Set problem: Find the lines of data that contain the string "équipe", then list them.

**********

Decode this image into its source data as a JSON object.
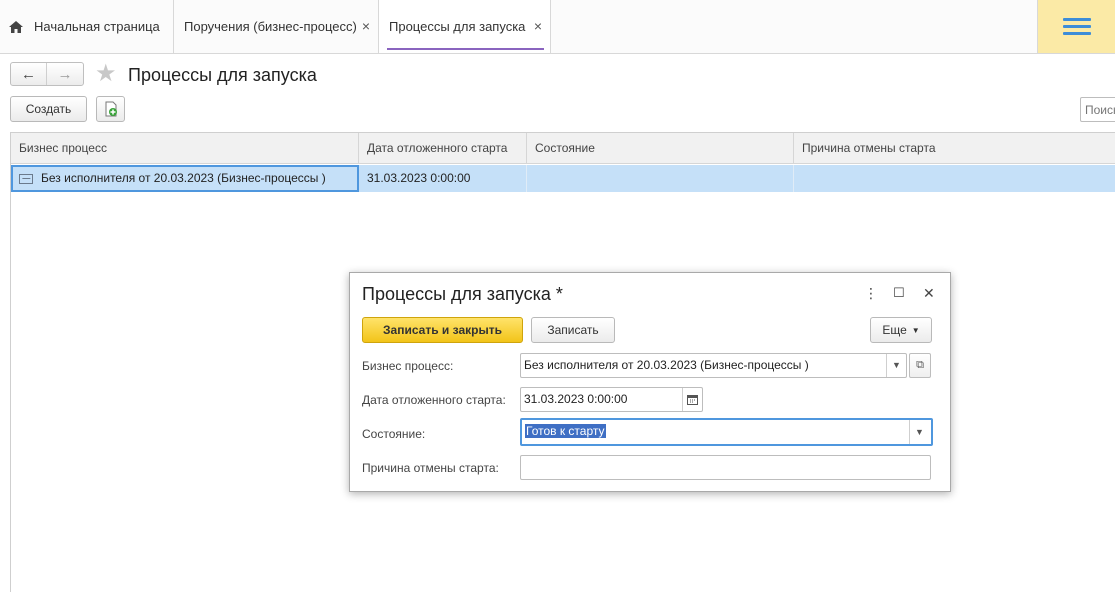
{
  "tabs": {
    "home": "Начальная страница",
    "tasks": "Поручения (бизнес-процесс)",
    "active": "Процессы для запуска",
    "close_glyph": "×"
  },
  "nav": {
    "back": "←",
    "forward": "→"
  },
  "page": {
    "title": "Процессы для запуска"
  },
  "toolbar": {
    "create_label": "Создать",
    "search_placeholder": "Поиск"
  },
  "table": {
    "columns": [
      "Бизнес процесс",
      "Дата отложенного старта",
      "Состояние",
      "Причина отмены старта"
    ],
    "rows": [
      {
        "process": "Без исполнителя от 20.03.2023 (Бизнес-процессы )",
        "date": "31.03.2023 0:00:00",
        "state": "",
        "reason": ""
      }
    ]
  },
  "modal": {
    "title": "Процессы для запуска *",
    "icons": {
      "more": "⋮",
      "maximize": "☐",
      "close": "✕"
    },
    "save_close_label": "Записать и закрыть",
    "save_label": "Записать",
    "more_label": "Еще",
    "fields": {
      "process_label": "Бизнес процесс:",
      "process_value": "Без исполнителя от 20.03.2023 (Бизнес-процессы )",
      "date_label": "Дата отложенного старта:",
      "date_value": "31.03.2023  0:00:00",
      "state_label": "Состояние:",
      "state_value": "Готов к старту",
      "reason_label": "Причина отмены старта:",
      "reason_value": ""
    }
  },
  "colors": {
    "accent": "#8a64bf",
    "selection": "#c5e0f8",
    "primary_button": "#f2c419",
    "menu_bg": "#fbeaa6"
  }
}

**********

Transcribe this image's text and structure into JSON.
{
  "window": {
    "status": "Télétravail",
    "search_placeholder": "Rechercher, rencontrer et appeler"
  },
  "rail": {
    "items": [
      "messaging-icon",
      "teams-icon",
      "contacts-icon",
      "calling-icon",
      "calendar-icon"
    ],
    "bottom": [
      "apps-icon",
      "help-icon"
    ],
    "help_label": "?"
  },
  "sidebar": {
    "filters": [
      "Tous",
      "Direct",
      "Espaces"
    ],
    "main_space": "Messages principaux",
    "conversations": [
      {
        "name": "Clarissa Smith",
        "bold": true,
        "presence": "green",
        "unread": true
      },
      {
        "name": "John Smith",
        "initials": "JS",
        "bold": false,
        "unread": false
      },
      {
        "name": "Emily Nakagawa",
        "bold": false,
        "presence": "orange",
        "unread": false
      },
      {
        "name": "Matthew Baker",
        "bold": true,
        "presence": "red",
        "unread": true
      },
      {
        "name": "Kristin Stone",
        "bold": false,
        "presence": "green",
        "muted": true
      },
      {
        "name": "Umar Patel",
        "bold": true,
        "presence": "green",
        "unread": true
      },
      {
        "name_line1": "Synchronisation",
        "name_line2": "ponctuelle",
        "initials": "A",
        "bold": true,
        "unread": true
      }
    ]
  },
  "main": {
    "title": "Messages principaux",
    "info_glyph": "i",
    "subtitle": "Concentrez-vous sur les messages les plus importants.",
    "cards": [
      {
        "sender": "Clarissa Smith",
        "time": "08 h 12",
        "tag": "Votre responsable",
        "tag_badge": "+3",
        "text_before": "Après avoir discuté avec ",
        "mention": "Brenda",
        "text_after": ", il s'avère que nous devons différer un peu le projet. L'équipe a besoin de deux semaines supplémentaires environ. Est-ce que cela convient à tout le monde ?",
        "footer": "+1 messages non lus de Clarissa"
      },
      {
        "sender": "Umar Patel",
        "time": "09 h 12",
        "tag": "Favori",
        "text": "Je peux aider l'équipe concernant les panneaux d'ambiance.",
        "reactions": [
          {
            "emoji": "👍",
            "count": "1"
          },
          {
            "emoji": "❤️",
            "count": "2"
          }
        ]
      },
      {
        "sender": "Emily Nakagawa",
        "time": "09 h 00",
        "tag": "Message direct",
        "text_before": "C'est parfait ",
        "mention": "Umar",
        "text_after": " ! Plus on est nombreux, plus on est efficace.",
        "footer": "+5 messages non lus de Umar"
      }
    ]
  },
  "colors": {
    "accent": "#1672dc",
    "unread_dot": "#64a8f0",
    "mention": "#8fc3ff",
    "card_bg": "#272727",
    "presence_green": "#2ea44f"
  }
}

**********

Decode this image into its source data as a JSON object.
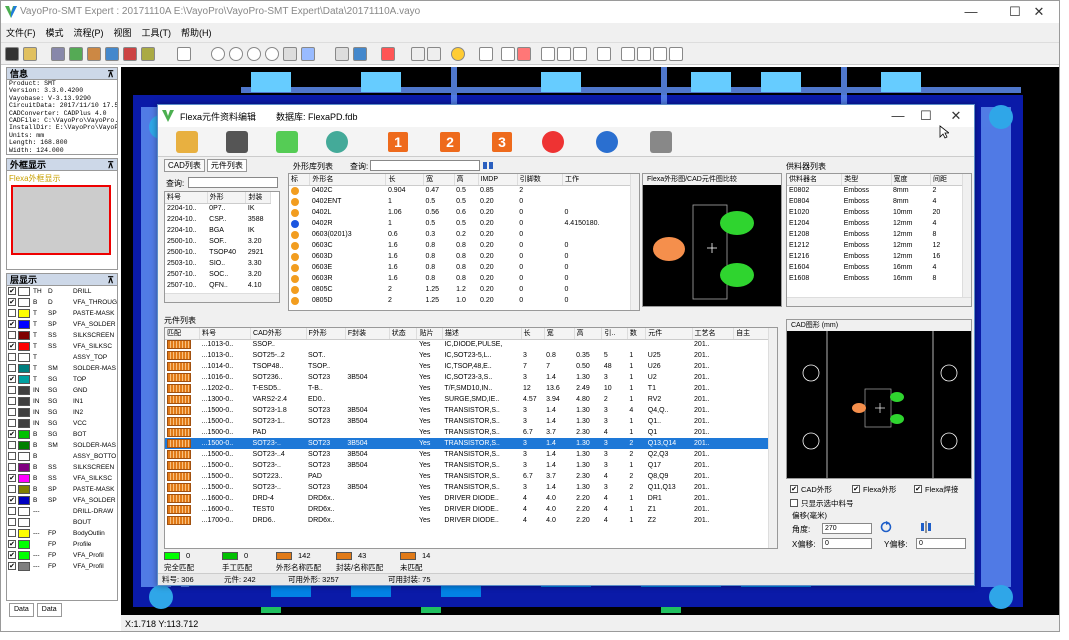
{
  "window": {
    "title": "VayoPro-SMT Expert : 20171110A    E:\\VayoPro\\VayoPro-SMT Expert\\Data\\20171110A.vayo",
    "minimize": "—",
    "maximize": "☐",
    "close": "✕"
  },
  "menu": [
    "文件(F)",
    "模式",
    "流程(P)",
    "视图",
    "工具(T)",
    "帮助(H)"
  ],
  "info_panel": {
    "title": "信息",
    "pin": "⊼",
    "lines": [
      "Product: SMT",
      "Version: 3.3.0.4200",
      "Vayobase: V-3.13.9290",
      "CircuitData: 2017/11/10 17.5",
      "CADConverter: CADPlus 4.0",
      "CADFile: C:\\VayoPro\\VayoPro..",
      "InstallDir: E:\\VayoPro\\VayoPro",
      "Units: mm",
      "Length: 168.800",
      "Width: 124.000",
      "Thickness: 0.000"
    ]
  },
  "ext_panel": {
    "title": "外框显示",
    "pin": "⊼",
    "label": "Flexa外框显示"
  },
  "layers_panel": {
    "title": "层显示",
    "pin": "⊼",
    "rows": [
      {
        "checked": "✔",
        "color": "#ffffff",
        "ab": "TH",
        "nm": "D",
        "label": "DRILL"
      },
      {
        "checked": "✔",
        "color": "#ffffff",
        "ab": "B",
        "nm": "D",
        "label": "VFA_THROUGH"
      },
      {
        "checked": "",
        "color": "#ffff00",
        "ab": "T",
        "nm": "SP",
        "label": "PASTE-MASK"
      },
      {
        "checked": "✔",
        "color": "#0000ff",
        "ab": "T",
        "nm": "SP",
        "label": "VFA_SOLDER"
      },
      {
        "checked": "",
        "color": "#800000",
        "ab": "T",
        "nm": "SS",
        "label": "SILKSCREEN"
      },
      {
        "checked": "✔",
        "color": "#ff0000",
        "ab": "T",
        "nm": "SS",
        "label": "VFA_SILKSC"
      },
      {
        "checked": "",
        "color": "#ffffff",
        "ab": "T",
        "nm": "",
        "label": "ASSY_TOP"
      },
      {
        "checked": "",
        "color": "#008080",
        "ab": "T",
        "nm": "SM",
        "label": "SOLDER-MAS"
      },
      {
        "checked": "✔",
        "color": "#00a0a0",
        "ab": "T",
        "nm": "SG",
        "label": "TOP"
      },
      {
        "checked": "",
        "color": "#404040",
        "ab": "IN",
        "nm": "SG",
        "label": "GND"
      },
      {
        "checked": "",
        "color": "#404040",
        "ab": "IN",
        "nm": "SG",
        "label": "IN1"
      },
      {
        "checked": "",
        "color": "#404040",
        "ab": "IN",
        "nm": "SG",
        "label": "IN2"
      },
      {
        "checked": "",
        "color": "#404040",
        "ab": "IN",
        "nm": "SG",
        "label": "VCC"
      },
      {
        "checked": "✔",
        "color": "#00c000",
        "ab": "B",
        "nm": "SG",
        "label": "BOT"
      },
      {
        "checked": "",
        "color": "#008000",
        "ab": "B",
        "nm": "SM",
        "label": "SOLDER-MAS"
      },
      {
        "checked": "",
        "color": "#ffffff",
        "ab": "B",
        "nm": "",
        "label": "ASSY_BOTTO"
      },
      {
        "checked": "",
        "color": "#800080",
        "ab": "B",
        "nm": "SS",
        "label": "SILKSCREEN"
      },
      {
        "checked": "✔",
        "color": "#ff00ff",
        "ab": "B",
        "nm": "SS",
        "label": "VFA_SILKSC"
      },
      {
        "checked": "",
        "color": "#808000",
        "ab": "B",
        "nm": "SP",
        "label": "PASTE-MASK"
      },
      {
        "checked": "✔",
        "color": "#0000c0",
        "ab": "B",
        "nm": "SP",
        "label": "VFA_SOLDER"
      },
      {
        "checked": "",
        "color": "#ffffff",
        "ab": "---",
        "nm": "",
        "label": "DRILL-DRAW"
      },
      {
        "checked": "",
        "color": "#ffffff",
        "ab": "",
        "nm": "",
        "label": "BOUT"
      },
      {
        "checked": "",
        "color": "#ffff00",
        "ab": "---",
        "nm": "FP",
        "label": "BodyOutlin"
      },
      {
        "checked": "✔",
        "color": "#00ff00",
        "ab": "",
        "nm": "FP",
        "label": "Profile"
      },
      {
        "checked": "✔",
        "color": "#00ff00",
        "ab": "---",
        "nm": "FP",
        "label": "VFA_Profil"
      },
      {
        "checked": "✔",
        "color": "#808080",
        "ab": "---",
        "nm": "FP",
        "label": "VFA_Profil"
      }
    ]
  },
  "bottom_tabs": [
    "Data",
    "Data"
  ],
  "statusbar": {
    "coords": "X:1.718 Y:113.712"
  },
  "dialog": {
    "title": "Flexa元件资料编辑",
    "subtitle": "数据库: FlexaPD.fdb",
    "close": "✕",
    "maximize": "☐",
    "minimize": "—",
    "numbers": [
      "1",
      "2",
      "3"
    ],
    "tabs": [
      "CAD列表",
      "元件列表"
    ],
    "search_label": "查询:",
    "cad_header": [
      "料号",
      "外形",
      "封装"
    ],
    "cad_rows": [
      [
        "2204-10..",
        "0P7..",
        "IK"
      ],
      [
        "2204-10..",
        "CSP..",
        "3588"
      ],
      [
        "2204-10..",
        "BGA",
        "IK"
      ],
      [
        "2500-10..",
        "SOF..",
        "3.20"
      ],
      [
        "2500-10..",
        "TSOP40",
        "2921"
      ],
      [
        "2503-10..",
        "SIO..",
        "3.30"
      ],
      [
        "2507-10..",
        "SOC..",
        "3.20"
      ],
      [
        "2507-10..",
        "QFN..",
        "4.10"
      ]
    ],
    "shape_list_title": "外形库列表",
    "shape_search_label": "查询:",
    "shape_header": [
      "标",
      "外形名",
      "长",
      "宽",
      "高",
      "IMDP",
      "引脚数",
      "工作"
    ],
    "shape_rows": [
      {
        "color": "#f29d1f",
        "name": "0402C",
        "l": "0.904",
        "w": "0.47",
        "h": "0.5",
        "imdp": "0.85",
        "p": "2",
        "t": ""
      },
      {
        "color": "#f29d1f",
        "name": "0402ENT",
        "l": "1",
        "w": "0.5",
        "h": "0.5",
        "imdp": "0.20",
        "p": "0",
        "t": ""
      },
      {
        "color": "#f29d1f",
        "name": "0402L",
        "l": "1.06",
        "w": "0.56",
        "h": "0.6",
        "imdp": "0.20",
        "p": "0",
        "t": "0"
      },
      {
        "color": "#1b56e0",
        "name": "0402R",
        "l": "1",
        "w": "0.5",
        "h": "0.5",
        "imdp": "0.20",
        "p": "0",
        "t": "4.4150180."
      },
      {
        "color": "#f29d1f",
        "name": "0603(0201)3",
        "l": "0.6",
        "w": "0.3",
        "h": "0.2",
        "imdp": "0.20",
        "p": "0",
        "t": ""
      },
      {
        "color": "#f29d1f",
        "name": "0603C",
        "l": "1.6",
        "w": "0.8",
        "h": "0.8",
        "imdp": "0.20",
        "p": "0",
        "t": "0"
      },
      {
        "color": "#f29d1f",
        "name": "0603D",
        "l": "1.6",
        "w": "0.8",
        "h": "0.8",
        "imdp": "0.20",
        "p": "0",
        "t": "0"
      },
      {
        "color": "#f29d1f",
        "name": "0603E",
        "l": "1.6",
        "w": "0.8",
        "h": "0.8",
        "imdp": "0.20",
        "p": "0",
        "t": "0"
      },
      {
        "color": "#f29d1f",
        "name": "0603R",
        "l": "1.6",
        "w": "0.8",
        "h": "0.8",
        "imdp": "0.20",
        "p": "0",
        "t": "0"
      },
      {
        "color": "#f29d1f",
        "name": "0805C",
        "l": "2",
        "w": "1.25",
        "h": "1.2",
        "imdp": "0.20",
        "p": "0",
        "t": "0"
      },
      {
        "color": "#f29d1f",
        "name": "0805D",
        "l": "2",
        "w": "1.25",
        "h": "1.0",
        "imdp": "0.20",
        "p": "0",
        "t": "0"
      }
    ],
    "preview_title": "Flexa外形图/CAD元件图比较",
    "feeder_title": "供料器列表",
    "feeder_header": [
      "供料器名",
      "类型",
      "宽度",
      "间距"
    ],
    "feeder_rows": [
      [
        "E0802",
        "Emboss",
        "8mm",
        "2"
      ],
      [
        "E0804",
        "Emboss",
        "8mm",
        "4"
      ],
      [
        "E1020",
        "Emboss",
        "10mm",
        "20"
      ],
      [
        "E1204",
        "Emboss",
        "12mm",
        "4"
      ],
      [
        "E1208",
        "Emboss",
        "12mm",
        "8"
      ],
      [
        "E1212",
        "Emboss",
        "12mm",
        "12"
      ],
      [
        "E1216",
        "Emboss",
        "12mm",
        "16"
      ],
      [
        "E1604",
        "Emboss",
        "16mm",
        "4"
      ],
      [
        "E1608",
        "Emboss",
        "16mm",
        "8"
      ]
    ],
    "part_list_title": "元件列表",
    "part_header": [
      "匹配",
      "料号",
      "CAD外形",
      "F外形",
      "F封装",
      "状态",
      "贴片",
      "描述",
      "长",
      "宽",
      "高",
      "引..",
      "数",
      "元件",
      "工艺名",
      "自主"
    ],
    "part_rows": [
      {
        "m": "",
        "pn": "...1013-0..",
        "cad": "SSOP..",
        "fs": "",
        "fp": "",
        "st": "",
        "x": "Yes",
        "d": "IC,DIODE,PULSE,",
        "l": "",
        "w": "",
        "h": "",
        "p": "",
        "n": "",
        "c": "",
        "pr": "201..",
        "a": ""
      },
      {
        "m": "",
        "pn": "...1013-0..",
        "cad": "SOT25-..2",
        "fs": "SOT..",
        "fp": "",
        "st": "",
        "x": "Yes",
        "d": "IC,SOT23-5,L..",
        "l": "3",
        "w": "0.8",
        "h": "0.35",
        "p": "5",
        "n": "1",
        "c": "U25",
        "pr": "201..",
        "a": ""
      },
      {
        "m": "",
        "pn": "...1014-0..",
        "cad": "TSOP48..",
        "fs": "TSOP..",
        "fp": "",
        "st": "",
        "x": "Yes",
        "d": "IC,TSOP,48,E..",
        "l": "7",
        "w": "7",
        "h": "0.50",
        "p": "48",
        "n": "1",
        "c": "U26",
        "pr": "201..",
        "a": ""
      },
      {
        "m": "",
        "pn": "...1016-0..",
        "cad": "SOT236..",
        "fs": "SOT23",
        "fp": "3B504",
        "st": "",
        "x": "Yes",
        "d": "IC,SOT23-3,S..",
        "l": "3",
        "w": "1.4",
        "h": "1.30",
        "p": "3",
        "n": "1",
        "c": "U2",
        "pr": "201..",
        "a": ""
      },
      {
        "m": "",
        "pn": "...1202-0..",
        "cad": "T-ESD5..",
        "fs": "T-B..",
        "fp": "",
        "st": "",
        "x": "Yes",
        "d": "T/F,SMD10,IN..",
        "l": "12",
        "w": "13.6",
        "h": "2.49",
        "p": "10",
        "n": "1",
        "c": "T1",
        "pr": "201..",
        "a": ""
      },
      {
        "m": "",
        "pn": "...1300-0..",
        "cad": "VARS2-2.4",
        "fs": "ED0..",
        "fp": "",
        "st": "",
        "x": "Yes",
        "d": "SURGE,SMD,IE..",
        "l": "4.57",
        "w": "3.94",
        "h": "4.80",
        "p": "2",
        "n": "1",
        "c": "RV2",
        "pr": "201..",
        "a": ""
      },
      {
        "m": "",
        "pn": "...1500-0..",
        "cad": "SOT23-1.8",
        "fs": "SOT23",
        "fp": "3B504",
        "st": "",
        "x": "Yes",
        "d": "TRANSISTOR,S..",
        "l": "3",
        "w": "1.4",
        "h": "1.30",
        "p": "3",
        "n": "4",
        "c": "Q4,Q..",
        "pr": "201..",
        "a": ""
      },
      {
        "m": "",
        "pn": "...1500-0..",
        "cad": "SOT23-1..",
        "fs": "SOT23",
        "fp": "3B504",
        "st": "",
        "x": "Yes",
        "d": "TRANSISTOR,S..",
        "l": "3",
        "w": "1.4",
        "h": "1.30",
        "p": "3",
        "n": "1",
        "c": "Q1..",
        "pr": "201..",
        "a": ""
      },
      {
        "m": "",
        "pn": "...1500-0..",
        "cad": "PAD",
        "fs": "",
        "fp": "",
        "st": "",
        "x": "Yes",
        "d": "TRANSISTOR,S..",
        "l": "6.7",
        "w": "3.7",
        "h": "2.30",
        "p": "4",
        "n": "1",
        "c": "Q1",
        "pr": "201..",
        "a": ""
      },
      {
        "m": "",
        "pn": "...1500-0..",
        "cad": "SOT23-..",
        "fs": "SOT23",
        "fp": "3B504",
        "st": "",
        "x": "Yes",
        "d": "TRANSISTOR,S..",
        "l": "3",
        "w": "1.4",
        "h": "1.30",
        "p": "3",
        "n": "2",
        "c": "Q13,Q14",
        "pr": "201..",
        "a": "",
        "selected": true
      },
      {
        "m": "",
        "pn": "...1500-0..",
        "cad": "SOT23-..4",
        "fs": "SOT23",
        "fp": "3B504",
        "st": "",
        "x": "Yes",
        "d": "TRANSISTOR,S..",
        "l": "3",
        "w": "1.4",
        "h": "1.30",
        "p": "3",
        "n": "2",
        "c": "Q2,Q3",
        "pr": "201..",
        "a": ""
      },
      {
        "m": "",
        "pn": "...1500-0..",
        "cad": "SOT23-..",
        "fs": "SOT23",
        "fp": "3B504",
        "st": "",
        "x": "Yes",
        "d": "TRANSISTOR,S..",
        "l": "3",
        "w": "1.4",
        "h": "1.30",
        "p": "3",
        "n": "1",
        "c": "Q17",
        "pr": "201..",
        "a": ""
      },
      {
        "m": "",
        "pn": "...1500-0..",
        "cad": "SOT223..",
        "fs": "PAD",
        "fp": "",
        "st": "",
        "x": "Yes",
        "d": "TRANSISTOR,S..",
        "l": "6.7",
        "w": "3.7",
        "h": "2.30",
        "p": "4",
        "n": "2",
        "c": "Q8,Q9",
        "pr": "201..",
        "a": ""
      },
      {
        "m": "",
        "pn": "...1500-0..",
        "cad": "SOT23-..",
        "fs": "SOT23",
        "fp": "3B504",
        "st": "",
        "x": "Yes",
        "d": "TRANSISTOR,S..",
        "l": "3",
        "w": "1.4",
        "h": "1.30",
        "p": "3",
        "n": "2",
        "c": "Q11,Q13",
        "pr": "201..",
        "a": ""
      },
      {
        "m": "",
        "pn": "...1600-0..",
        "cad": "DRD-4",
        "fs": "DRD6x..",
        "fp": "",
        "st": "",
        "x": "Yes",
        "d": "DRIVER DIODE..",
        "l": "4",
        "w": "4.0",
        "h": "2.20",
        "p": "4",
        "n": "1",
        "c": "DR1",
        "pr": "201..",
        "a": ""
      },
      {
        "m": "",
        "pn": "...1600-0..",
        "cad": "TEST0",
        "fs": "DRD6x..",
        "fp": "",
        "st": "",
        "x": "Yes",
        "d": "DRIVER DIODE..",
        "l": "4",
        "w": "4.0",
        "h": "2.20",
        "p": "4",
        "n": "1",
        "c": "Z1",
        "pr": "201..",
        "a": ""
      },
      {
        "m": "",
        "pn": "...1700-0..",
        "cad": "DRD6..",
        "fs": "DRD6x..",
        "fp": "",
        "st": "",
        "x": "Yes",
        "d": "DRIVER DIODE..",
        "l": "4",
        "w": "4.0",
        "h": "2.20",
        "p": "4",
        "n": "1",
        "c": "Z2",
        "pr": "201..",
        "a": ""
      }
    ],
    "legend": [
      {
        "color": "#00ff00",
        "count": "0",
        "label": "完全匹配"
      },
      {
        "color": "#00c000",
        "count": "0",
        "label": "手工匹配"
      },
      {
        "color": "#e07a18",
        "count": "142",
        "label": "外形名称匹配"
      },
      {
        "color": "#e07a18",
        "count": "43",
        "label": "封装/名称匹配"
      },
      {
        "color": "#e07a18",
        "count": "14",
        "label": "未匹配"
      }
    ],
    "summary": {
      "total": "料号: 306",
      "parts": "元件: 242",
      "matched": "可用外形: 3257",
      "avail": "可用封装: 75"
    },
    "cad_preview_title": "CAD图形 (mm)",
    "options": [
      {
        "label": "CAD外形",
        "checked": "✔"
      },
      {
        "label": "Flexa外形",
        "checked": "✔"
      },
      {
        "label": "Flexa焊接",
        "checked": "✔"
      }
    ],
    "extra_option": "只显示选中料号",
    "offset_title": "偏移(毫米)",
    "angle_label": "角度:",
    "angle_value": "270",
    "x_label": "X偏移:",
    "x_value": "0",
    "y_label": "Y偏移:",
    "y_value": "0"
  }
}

**********

Completed task:
        "text_after": ", il s'avère que nous devons différer un peu le projet. L'équipe a besoin de deux semaines supplémentaires environ. Est-ce que cela convient à tout le monde ?",
        "text": "Je peux aider l'équipe concernant les panneaux d'ambiance.",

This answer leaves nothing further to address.